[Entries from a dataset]
[Start]

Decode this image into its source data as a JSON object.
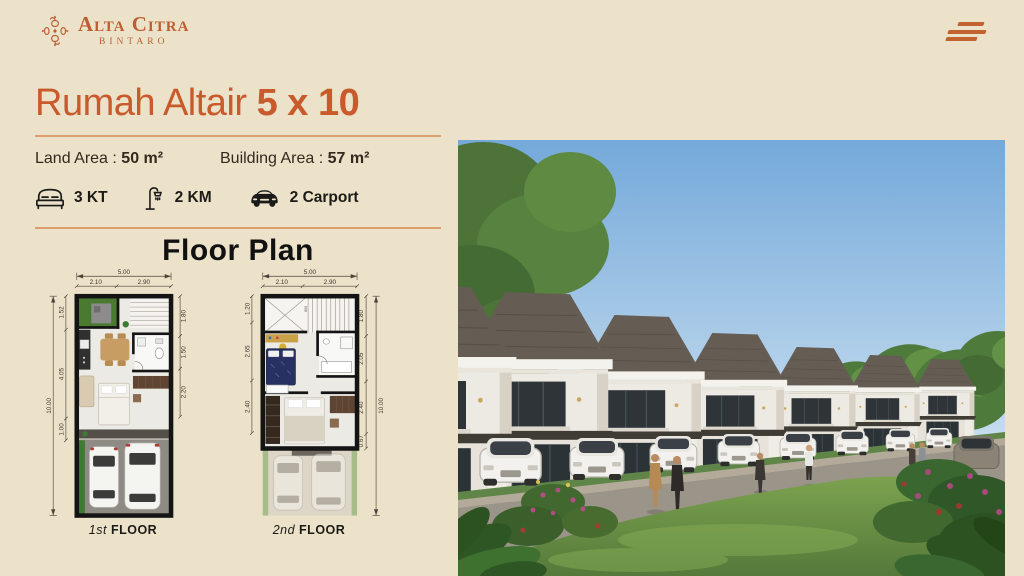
{
  "theme": {
    "background": "#ece2c9",
    "accent": "#c85a2b",
    "divider": "#dd9e6e",
    "text_dark": "#30281d",
    "plan_wall": "#141414"
  },
  "header": {
    "brand_name": "Alta Citra",
    "brand_location": "BINTARO",
    "ornament_icon": "floral-knot-icon",
    "menu_icon": "hamburger-menu-icon"
  },
  "listing": {
    "title_name": "Rumah Altair",
    "title_size": "5 x 10",
    "land_area_label": "Land Area :",
    "land_area_value": "50 m²",
    "building_area_label": "Building Area :",
    "building_area_value": "57 m²",
    "features": [
      {
        "icon": "bed-icon",
        "label": "3 KT"
      },
      {
        "icon": "shower-icon",
        "label": "2 KM"
      },
      {
        "icon": "car-icon",
        "label": "2 Carport"
      }
    ]
  },
  "floor_plan": {
    "heading": "Floor Plan",
    "plans": [
      {
        "caption_prefix": "1st",
        "caption_suffix": "FLOOR",
        "dim_width_total": "5.00",
        "dim_width_left": "2.10",
        "dim_width_right": "2.90",
        "dim_height_total": "10.00",
        "dim_left_segments": [
          "1.52",
          "4.05",
          "1.00"
        ],
        "dim_right_segments": [
          "1.80",
          "1.50",
          "2.20"
        ]
      },
      {
        "caption_prefix": "2nd",
        "caption_suffix": "FLOOR",
        "dim_width_total": "5.00",
        "dim_width_left": "2.10",
        "dim_width_right": "2.90",
        "dim_height_total": "10.00",
        "dim_left_segments": [
          "1.20",
          "2.65",
          "2.40"
        ],
        "dim_right_segments": [
          "1.80",
          "2.05",
          "2.40",
          "0.67"
        ],
        "stair_note": "800"
      }
    ]
  }
}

[End]

(Required task) Copy the listing in full and without alteration, omitting every picture.

(Solution to this task)
Decode this image into its source data as a JSON object.
{
  "theme": {
    "background": "#ece2c9",
    "accent": "#c85a2b",
    "divider": "#dd9e6e",
    "text_dark": "#30281d",
    "plan_wall": "#141414"
  },
  "header": {
    "brand_name": "Alta Citra",
    "brand_location": "BINTARO",
    "ornament_icon": "floral-knot-icon",
    "menu_icon": "hamburger-menu-icon"
  },
  "listing": {
    "title_name": "Rumah Altair",
    "title_size": "5 x 10",
    "land_area_label": "Land Area :",
    "land_area_value": "50 m²",
    "building_area_label": "Building Area :",
    "building_area_value": "57 m²",
    "features": [
      {
        "icon": "bed-icon",
        "label": "3 KT"
      },
      {
        "icon": "shower-icon",
        "label": "2 KM"
      },
      {
        "icon": "car-icon",
        "label": "2 Carport"
      }
    ]
  },
  "floor_plan": {
    "heading": "Floor Plan",
    "plans": [
      {
        "caption_prefix": "1st",
        "caption_suffix": "FLOOR",
        "dim_width_total": "5.00",
        "dim_width_left": "2.10",
        "dim_width_right": "2.90",
        "dim_height_total": "10.00",
        "dim_left_segments": [
          "1.52",
          "4.05",
          "1.00"
        ],
        "dim_right_segments": [
          "1.80",
          "1.50",
          "2.20"
        ]
      },
      {
        "caption_prefix": "2nd",
        "caption_suffix": "FLOOR",
        "dim_width_total": "5.00",
        "dim_width_left": "2.10",
        "dim_width_right": "2.90",
        "dim_height_total": "10.00",
        "dim_left_segments": [
          "1.20",
          "2.65",
          "2.40"
        ],
        "dim_right_segments": [
          "1.80",
          "2.05",
          "2.40",
          "0.67"
        ],
        "stair_note": "800"
      }
    ]
  }
}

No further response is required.